*WORK INSTRUCTIONS*: Lay out the rows from the start through the one containing "x-tick-label: 265sqm [507,383,519,422]" as a JSON list of strings, one string per line, with blank lines left out.
————————
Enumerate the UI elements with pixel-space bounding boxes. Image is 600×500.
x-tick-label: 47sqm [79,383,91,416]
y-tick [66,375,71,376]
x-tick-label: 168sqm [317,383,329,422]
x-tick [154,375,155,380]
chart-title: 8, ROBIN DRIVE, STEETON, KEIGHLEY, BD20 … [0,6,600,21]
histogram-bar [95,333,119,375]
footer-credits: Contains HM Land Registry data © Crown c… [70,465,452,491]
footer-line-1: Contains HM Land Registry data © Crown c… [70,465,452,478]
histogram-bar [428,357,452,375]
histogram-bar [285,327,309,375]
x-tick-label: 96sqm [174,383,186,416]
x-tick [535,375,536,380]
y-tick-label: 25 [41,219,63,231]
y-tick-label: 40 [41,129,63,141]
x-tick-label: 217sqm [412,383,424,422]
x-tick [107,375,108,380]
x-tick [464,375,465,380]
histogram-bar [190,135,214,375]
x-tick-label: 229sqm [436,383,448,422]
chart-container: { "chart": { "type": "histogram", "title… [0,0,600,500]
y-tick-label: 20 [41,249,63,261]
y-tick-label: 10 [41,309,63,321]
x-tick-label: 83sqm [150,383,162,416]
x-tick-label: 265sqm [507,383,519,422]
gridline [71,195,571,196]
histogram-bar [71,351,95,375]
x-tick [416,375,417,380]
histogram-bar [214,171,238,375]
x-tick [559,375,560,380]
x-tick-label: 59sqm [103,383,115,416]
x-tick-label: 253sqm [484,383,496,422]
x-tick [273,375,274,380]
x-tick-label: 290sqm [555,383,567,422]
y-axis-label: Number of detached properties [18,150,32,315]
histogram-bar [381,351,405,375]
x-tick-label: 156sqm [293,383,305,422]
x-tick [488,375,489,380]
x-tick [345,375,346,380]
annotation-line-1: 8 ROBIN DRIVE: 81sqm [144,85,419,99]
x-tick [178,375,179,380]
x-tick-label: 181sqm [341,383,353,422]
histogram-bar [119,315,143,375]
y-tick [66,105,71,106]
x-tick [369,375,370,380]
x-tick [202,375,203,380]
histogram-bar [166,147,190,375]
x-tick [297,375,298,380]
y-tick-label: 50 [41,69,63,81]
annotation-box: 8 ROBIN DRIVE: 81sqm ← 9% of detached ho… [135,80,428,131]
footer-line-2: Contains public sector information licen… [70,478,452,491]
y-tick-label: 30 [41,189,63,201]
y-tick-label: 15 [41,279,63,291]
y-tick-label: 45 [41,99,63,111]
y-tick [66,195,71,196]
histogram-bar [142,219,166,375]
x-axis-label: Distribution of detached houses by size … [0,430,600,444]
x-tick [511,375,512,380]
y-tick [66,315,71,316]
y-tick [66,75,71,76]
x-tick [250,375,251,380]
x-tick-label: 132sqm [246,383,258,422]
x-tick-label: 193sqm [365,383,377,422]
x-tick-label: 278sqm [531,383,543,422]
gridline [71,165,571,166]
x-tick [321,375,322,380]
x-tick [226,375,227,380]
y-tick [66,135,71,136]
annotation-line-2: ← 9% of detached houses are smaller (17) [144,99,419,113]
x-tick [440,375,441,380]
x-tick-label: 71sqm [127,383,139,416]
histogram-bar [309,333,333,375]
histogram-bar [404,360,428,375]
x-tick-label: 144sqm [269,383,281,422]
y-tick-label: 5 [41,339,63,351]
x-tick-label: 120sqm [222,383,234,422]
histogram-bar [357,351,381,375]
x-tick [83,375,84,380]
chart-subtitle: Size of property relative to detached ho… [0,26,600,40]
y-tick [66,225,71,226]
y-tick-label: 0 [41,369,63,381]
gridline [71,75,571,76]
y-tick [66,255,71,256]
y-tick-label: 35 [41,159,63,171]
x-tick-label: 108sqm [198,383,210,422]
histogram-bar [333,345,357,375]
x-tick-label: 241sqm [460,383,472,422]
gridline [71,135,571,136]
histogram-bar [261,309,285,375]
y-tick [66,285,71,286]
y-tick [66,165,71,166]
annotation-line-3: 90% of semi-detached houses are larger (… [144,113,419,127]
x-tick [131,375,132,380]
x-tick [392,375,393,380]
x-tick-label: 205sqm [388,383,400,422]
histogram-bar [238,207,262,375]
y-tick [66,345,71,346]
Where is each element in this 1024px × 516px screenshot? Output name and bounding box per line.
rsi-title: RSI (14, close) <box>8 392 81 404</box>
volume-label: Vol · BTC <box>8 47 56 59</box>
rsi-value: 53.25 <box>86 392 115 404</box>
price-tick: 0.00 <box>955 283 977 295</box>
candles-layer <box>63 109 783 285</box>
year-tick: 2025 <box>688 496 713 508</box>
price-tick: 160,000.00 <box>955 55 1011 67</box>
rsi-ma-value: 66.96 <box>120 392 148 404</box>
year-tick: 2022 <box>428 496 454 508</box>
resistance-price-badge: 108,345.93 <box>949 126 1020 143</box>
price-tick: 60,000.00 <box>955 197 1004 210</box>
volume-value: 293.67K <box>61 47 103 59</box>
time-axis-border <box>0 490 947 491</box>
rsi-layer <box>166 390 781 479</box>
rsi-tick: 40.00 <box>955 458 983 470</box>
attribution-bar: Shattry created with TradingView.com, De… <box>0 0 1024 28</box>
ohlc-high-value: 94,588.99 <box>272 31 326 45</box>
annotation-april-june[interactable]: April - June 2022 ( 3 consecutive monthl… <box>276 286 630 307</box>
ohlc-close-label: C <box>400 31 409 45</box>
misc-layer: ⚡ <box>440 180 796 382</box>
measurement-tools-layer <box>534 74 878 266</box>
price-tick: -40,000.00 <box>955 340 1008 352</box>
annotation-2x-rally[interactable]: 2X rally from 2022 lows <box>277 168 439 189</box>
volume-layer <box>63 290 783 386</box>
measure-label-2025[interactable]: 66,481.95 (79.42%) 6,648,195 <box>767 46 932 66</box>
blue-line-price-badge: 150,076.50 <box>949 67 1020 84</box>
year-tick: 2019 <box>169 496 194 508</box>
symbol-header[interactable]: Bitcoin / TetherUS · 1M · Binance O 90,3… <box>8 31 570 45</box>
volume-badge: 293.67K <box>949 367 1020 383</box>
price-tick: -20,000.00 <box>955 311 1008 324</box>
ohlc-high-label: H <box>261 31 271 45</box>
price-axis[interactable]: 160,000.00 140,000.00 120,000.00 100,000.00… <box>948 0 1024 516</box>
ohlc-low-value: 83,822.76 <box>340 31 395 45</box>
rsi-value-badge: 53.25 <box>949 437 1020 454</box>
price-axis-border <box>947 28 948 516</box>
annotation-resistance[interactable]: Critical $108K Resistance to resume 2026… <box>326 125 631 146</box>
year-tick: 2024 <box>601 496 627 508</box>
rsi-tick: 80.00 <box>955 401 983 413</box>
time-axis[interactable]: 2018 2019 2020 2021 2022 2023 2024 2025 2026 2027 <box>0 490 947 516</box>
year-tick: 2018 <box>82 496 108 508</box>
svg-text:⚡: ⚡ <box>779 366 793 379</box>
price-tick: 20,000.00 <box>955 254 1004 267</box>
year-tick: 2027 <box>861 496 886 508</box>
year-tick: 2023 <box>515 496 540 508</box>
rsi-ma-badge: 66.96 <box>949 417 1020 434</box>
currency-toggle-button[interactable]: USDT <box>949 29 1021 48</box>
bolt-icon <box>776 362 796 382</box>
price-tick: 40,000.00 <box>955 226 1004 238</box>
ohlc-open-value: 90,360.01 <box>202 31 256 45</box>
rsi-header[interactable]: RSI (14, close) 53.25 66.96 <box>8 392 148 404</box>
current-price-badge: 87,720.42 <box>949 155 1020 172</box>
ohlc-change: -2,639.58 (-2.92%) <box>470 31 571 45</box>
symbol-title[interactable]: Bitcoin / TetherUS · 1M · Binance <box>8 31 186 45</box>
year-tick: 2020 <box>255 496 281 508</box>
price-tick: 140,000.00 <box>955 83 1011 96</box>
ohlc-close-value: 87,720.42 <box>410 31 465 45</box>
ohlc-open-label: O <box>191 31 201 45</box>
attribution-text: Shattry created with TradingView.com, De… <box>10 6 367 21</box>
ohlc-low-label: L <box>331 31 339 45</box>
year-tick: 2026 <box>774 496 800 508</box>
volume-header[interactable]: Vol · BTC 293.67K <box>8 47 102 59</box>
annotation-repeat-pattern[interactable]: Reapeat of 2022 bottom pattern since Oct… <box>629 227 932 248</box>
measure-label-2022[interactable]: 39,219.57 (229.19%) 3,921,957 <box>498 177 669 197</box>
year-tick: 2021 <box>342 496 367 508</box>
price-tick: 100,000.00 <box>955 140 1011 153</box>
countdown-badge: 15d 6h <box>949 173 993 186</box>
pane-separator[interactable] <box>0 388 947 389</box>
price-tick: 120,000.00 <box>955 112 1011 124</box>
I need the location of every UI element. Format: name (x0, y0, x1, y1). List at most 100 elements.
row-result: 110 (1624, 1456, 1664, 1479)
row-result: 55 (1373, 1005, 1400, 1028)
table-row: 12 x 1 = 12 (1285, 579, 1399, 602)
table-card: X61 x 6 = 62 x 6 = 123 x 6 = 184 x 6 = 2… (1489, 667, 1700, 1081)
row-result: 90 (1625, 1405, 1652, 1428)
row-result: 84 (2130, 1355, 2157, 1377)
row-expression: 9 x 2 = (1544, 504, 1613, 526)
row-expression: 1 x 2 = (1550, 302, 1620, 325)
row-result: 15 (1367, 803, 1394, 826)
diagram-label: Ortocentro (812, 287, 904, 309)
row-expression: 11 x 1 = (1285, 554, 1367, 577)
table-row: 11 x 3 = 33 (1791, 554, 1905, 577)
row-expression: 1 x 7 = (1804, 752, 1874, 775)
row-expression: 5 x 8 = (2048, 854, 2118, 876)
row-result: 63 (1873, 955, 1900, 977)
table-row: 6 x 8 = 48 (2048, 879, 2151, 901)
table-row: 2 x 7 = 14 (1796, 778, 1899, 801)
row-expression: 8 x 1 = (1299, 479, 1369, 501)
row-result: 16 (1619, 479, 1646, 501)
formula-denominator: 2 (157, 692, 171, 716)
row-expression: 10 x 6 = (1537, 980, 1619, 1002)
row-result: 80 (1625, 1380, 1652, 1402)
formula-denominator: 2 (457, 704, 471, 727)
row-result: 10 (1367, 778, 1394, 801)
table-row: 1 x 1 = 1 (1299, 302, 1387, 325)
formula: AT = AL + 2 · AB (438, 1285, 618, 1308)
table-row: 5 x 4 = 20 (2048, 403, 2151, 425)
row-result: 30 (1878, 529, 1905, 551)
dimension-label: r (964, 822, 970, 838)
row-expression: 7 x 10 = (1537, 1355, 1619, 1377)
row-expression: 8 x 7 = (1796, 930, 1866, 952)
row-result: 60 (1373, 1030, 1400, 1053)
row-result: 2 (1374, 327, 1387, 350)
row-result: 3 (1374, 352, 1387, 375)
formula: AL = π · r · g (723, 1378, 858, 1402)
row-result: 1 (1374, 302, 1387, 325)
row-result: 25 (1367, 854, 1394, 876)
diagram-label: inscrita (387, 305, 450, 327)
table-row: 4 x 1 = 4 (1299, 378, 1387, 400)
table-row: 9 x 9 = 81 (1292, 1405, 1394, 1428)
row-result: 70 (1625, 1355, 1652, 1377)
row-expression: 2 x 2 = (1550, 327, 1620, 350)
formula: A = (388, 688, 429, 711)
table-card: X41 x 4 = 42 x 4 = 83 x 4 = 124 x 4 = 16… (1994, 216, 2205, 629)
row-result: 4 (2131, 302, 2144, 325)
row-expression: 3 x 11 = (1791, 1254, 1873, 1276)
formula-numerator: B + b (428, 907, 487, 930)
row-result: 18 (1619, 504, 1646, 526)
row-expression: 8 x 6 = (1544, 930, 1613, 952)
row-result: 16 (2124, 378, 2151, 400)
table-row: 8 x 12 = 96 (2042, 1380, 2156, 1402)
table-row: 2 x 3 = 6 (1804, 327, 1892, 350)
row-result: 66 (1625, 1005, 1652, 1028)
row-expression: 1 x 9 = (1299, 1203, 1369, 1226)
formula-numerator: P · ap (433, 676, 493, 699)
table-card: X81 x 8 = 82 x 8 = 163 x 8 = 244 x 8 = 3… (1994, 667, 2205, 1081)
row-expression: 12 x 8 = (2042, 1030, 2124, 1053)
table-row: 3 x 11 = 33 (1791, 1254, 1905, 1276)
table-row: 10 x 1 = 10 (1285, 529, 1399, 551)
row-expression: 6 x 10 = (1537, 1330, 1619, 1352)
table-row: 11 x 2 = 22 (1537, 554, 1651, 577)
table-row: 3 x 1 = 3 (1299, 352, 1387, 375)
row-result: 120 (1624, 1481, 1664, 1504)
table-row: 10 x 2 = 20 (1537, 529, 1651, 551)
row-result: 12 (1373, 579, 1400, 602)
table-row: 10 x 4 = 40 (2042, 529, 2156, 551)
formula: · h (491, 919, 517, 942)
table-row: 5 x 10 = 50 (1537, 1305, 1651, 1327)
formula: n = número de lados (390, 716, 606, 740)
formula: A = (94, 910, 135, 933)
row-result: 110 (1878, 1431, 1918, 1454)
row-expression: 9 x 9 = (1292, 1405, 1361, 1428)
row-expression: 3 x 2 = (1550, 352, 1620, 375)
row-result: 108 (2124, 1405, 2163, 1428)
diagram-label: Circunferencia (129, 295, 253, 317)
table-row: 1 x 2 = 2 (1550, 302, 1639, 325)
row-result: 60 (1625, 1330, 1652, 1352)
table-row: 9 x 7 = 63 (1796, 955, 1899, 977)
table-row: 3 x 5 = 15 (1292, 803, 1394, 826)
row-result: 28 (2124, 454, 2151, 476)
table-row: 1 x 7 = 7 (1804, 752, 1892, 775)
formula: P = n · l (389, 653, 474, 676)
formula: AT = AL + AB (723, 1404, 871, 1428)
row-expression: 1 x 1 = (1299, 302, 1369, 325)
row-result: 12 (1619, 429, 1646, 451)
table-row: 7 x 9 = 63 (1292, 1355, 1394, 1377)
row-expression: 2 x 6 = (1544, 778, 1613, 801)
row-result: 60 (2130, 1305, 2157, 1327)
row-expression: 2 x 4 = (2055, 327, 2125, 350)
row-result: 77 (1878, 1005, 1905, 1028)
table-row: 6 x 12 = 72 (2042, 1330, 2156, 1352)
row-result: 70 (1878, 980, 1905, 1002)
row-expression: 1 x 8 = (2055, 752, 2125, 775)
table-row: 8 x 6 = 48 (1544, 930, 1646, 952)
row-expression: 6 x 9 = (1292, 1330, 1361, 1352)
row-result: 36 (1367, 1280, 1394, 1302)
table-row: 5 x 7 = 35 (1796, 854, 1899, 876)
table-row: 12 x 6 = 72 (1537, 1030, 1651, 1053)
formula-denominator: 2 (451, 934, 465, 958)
————————
*RESULT BELOW*:
[
  "Enumerate the UI elements with pixel-space bounding boxes. Image is 600×500.",
  "x-tick-label: 47sqm [79,383,91,416]",
  "y-tick [66,375,71,376]",
  "x-tick-label: 168sqm [317,383,329,422]",
  "x-tick [154,375,155,380]",
  "chart-title: 8, ROBIN DRIVE, STEETON, KEIGHLEY, BD20 … [0,6,600,21]",
  "histogram-bar [95,333,119,375]",
  "footer-credits: Contains HM Land Registry data © Crown c… [70,465,452,491]",
  "footer-line-1: Contains HM Land Registry data © Crown c… [70,465,452,478]",
  "histogram-bar [428,357,452,375]",
  "histogram-bar [285,327,309,375]",
  "x-tick-label: 96sqm [174,383,186,416]",
  "x-tick [535,375,536,380]",
  "y-tick-label: 25 [41,219,63,231]",
  "y-tick-label: 40 [41,129,63,141]",
  "x-tick-label: 217sqm [412,383,424,422]",
  "x-tick [107,375,108,380]",
  "x-tick [464,375,465,380]",
  "histogram-bar [190,135,214,375]",
  "x-tick-label: 229sqm [436,383,448,422]",
  "chart-container: { \"chart\": { \"type\": \"histogram\", \"title… [0,0,600,500]",
  "y-tick-label: 20 [41,249,63,261]",
  "y-tick-label: 10 [41,309,63,321]",
  "x-tick-label: 83sqm [150,383,162,416]",
  "x-tick-label: 265sqm [507,383,519,422]"
]